TASK
For the copy, please give all of the data again exactly and leave the pictures out.

THE RECORDS

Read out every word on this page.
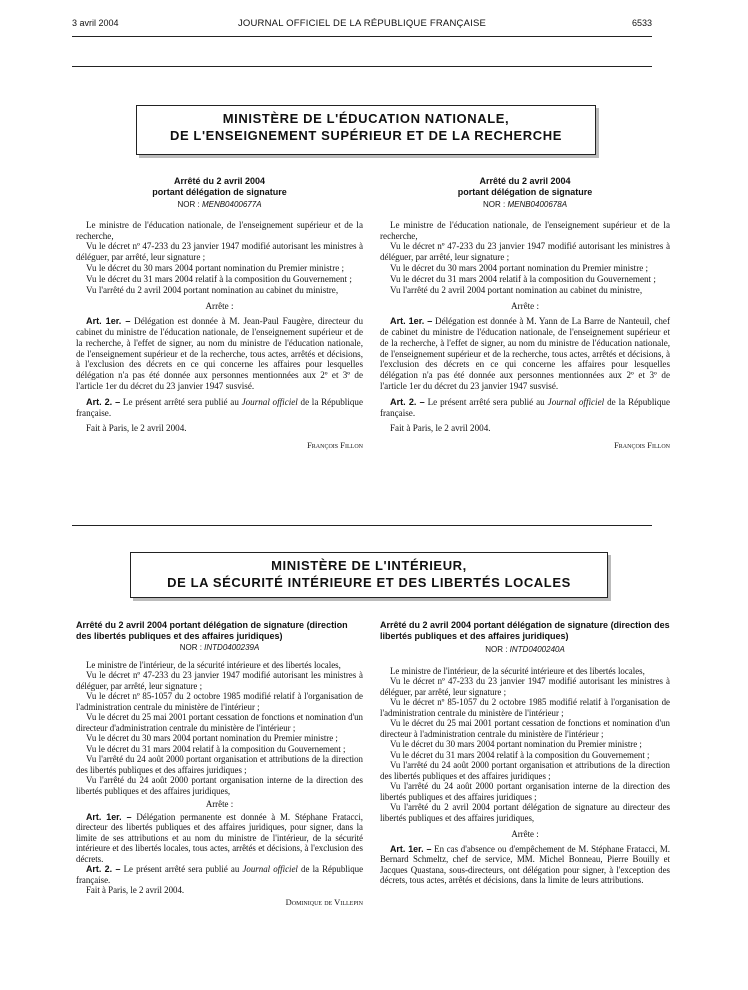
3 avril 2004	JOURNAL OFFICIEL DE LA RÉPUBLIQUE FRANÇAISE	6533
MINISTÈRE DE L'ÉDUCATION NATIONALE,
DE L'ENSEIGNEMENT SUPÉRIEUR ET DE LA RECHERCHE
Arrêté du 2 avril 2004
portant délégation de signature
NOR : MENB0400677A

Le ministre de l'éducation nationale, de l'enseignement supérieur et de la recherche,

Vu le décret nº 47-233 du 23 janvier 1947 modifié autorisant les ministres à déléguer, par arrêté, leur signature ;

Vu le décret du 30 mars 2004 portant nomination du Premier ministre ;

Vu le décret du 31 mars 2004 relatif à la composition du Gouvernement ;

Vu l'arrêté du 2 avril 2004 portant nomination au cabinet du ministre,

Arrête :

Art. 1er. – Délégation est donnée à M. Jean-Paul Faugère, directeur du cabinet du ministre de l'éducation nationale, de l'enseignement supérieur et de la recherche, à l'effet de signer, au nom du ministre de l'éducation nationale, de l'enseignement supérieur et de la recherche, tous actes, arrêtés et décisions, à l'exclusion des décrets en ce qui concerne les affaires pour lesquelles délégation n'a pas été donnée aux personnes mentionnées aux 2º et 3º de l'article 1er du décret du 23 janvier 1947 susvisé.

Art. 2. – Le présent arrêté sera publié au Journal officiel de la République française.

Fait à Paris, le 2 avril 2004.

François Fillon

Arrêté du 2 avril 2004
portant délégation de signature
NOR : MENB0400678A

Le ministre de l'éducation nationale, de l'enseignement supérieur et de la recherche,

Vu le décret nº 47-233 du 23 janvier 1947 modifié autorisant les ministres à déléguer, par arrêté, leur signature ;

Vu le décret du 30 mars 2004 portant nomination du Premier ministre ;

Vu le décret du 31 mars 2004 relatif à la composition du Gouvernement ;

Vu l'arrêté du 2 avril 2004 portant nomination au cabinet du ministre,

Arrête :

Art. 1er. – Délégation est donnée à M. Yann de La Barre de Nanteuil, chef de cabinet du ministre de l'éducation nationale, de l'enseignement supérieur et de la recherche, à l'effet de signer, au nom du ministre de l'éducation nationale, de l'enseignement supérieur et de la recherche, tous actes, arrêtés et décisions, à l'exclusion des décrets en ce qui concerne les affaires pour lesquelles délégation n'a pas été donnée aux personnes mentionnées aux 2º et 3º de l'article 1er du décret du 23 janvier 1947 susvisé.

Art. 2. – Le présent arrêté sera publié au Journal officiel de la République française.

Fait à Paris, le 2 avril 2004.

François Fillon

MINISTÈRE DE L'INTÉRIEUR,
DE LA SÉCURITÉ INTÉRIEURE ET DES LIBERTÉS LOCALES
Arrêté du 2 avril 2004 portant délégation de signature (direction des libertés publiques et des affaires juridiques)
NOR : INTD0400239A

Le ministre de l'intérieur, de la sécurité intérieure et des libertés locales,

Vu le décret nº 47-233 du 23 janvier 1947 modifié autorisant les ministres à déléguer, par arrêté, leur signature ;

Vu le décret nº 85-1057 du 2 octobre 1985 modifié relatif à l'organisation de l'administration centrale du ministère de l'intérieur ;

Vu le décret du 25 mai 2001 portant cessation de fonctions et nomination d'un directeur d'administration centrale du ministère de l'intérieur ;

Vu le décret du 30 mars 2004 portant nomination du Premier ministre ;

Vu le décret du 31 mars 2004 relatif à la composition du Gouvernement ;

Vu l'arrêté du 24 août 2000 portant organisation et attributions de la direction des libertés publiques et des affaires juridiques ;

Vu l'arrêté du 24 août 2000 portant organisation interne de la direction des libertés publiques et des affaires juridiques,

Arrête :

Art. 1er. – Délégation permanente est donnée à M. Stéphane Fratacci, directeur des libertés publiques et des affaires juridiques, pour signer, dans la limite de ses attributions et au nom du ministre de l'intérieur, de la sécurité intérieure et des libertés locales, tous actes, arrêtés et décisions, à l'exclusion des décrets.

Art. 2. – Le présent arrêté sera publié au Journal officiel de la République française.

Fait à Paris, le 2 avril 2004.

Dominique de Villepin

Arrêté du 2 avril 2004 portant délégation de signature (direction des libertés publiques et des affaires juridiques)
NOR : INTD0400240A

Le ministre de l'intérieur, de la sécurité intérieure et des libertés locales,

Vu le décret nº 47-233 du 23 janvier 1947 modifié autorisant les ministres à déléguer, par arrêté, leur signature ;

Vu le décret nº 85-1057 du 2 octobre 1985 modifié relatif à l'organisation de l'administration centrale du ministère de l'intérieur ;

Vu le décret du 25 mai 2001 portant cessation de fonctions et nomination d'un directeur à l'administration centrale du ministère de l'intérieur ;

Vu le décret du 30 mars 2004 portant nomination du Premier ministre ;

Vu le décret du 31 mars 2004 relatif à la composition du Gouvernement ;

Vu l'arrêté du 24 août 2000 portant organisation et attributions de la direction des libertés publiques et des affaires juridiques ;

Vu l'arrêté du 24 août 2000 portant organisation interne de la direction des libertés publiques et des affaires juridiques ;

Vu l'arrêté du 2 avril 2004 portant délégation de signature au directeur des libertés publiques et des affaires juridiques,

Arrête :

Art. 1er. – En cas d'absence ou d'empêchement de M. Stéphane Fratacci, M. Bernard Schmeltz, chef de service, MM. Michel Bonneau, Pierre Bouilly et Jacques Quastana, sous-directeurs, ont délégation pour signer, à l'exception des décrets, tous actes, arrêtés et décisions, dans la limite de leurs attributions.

SOLUTION TO THE PROBLEM
Read out every word on this page.
3 avril 2004	JOURNAL OFFICIEL DE LA RÉPUBLIQUE FRANÇAISE	6533
MINISTÈRE DE L'ÉDUCATION NATIONALE,
DE L'ENSEIGNEMENT SUPÉRIEUR ET DE LA RECHERCHE
Arrêté du 2 avril 2004
portant délégation de signature
NOR : MENB0400677A

Le ministre de l'éducation nationale, de l'enseignement supérieur et de la recherche,

Vu le décret nº 47-233 du 23 janvier 1947 modifié autorisant les ministres à déléguer, par arrêté, leur signature ;

Vu le décret du 30 mars 2004 portant nomination du Premier ministre ;

Vu le décret du 31 mars 2004 relatif à la composition du Gouvernement ;

Vu l'arrêté du 2 avril 2004 portant nomination au cabinet du ministre,

Arrête :

Art. 1er. – Délégation est donnée à M. Jean-Paul Faugère, directeur du cabinet du ministre de l'éducation nationale, de l'enseignement supérieur et de la recherche, à l'effet de signer, au nom du ministre de l'éducation nationale, de l'enseignement supérieur et de la recherche, tous actes, arrêtés et décisions, à l'exclusion des décrets en ce qui concerne les affaires pour lesquelles délégation n'a pas été donnée aux personnes mentionnées aux 2º et 3º de l'article 1er du décret du 23 janvier 1947 susvisé.

Art. 2. – Le présent arrêté sera publié au Journal officiel de la République française.

Fait à Paris, le 2 avril 2004.

François Fillon

Arrêté du 2 avril 2004
portant délégation de signature
NOR : MENB0400678A

Le ministre de l'éducation nationale, de l'enseignement supérieur et de la recherche,

Vu le décret nº 47-233 du 23 janvier 1947 modifié autorisant les ministres à déléguer, par arrêté, leur signature ;

Vu le décret du 30 mars 2004 portant nomination du Premier ministre ;

Vu le décret du 31 mars 2004 relatif à la composition du Gouvernement ;

Vu l'arrêté du 2 avril 2004 portant nomination au cabinet du ministre,

Arrête :

Art. 1er. – Délégation est donnée à M. Yann de La Barre de Nanteuil, chef de cabinet du ministre de l'éducation nationale, de l'enseignement supérieur et de la recherche, à l'effet de signer, au nom du ministre de l'éducation nationale, de l'enseignement supérieur et de la recherche, tous actes, arrêtés et décisions, à l'exclusion des décrets en ce qui concerne les affaires pour lesquelles délégation n'a pas été donnée aux personnes mentionnées aux 2º et 3º de l'article 1er du décret du 23 janvier 1947 susvisé.

Art. 2. – Le présent arrêté sera publié au Journal officiel de la République française.

Fait à Paris, le 2 avril 2004.

François Fillon

MINISTÈRE DE L'INTÉRIEUR,
DE LA SÉCURITÉ INTÉRIEURE ET DES LIBERTÉS LOCALES
Arrêté du 2 avril 2004 portant délégation de signature (direction des libertés publiques et des affaires juridiques)
NOR : INTD0400239A

Le ministre de l'intérieur, de la sécurité intérieure et des libertés locales,

Vu le décret nº 47-233 du 23 janvier 1947 modifié autorisant les ministres à déléguer, par arrêté, leur signature ;

Vu le décret nº 85-1057 du 2 octobre 1985 modifié relatif à l'organisation de l'administration centrale du ministère de l'intérieur ;

Vu le décret du 25 mai 2001 portant cessation de fonctions et nomination d'un directeur d'administration centrale du ministère de l'intérieur ;

Vu le décret du 30 mars 2004 portant nomination du Premier ministre ;

Vu le décret du 31 mars 2004 relatif à la composition du Gouvernement ;

Vu l'arrêté du 24 août 2000 portant organisation et attributions de la direction des libertés publiques et des affaires juridiques ;

Vu l'arrêté du 24 août 2000 portant organisation interne de la direction des libertés publiques et des affaires juridiques,

Arrête :

Art. 1er. – Délégation permanente est donnée à M. Stéphane Fratacci, directeur des libertés publiques et des affaires juridiques, pour signer, dans la limite de ses attributions et au nom du ministre de l'intérieur, de la sécurité intérieure et des libertés locales, tous actes, arrêtés et décisions, à l'exclusion des décrets.

Art. 2. – Le présent arrêté sera publié au Journal officiel de la République française.

Fait à Paris, le 2 avril 2004.

Dominique de Villepin

Arrêté du 2 avril 2004 portant délégation de signature (direction des libertés publiques et des affaires juridiques)
NOR : INTD0400240A

Le ministre de l'intérieur, de la sécurité intérieure et des libertés locales,

Vu le décret nº 47-233 du 23 janvier 1947 modifié autorisant les ministres à déléguer, par arrêté, leur signature ;

Vu le décret nº 85-1057 du 2 octobre 1985 modifié relatif à l'organisation de l'administration centrale du ministère de l'intérieur ;

Vu le décret du 25 mai 2001 portant cessation de fonctions et nomination d'un directeur à l'administration centrale du ministère de l'intérieur ;

Vu le décret du 30 mars 2004 portant nomination du Premier ministre ;

Vu le décret du 31 mars 2004 relatif à la composition du Gouvernement ;

Vu l'arrêté du 24 août 2000 portant organisation et attributions de la direction des libertés publiques et des affaires juridiques ;

Vu l'arrêté du 24 août 2000 portant organisation interne de la direction des libertés publiques et des affaires juridiques ;

Vu l'arrêté du 2 avril 2004 portant délégation de signature au directeur des libertés publiques et des affaires juridiques,

Arrête :

Art. 1er. – En cas d'absence ou d'empêchement de M. Stéphane Fratacci, M. Bernard Schmeltz, chef de service, MM. Michel Bonneau, Pierre Bouilly et Jacques Quastana, sous-directeurs, ont délégation pour signer, à l'exception des décrets, tous actes, arrêtés et décisions, dans la limite de leurs attributions.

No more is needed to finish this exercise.